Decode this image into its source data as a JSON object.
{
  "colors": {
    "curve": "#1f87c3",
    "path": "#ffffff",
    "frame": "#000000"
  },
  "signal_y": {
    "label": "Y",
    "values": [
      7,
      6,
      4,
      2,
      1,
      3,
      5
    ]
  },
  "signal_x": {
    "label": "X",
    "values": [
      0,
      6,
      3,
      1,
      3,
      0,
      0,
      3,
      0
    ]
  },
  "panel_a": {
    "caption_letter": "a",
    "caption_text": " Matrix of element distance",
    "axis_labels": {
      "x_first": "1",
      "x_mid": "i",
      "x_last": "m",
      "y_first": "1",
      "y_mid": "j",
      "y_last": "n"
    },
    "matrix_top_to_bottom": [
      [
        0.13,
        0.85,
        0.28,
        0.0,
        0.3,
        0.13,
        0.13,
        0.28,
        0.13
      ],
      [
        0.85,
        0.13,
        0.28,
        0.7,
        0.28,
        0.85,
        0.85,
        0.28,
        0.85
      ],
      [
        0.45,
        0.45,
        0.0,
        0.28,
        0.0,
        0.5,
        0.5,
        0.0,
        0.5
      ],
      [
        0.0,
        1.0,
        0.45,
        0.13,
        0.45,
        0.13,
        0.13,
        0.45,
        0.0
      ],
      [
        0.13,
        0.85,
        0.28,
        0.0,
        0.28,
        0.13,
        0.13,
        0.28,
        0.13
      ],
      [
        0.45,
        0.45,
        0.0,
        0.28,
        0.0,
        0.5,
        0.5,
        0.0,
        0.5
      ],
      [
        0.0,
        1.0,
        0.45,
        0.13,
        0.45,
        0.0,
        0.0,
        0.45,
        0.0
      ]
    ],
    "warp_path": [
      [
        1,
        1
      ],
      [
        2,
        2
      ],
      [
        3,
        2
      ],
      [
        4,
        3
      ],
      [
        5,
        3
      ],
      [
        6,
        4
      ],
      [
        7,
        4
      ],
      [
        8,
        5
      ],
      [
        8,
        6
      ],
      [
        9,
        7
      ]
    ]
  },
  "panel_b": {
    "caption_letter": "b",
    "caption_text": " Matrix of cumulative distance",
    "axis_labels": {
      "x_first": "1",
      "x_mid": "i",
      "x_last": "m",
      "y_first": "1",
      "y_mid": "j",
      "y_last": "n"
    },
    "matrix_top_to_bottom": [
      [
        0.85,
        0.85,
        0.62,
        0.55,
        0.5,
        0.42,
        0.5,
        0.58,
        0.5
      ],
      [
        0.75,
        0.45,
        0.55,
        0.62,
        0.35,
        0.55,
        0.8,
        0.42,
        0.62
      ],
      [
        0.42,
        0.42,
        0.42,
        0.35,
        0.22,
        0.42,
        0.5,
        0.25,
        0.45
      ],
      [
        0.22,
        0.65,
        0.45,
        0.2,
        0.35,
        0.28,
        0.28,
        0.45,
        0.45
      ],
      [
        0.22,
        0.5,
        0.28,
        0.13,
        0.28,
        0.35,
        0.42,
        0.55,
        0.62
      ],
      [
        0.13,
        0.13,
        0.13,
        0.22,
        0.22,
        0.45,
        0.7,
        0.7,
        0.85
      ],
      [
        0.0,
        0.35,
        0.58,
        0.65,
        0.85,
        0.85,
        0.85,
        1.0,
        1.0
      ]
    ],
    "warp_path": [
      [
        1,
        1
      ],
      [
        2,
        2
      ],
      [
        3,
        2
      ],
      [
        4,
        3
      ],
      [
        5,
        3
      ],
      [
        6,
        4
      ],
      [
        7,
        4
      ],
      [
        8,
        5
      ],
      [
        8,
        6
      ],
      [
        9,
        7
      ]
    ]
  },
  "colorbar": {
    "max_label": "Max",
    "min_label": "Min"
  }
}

####

Retype the material above, line by line, exactly.

Decode this image into its source data as a JSON object.
{
  "colors": {
    "curve": "#1f87c3",
    "path": "#ffffff",
    "frame": "#000000"
  },
  "signal_y": {
    "label": "Y",
    "values": [
      7,
      6,
      4,
      2,
      1,
      3,
      5
    ]
  },
  "signal_x": {
    "label": "X",
    "values": [
      0,
      6,
      3,
      1,
      3,
      0,
      0,
      3,
      0
    ]
  },
  "panel_a": {
    "caption_letter": "a",
    "caption_text": " Matrix of element distance",
    "axis_labels": {
      "x_first": "1",
      "x_mid": "i",
      "x_last": "m",
      "y_first": "1",
      "y_mid": "j",
      "y_last": "n"
    },
    "matrix_top_to_bottom": [
      [
        0.13,
        0.85,
        0.28,
        0.0,
        0.3,
        0.13,
        0.13,
        0.28,
        0.13
      ],
      [
        0.85,
        0.13,
        0.28,
        0.7,
        0.28,
        0.85,
        0.85,
        0.28,
        0.85
      ],
      [
        0.45,
        0.45,
        0.0,
        0.28,
        0.0,
        0.5,
        0.5,
        0.0,
        0.5
      ],
      [
        0.0,
        1.0,
        0.45,
        0.13,
        0.45,
        0.13,
        0.13,
        0.45,
        0.0
      ],
      [
        0.13,
        0.85,
        0.28,
        0.0,
        0.28,
        0.13,
        0.13,
        0.28,
        0.13
      ],
      [
        0.45,
        0.45,
        0.0,
        0.28,
        0.0,
        0.5,
        0.5,
        0.0,
        0.5
      ],
      [
        0.0,
        1.0,
        0.45,
        0.13,
        0.45,
        0.0,
        0.0,
        0.45,
        0.0
      ]
    ],
    "warp_path": [
      [
        1,
        1
      ],
      [
        2,
        2
      ],
      [
        3,
        2
      ],
      [
        4,
        3
      ],
      [
        5,
        3
      ],
      [
        6,
        4
      ],
      [
        7,
        4
      ],
      [
        8,
        5
      ],
      [
        8,
        6
      ],
      [
        9,
        7
      ]
    ]
  },
  "panel_b": {
    "caption_letter": "b",
    "caption_text": " Matrix of cumulative distance",
    "axis_labels": {
      "x_first": "1",
      "x_mid": "i",
      "x_last": "m",
      "y_first": "1",
      "y_mid": "j",
      "y_last": "n"
    },
    "matrix_top_to_bottom": [
      [
        0.85,
        0.85,
        0.62,
        0.55,
        0.5,
        0.42,
        0.5,
        0.58,
        0.5
      ],
      [
        0.75,
        0.45,
        0.55,
        0.62,
        0.35,
        0.55,
        0.8,
        0.42,
        0.62
      ],
      [
        0.42,
        0.42,
        0.42,
        0.35,
        0.22,
        0.42,
        0.5,
        0.25,
        0.45
      ],
      [
        0.22,
        0.65,
        0.45,
        0.2,
        0.35,
        0.28,
        0.28,
        0.45,
        0.45
      ],
      [
        0.22,
        0.5,
        0.28,
        0.13,
        0.28,
        0.35,
        0.42,
        0.55,
        0.62
      ],
      [
        0.13,
        0.13,
        0.13,
        0.22,
        0.22,
        0.45,
        0.7,
        0.7,
        0.85
      ],
      [
        0.0,
        0.35,
        0.58,
        0.65,
        0.85,
        0.85,
        0.85,
        1.0,
        1.0
      ]
    ],
    "warp_path": [
      [
        1,
        1
      ],
      [
        2,
        2
      ],
      [
        3,
        2
      ],
      [
        4,
        3
      ],
      [
        5,
        3
      ],
      [
        6,
        4
      ],
      [
        7,
        4
      ],
      [
        8,
        5
      ],
      [
        8,
        6
      ],
      [
        9,
        7
      ]
    ]
  },
  "colorbar": {
    "max_label": "Max",
    "min_label": "Min"
  }
}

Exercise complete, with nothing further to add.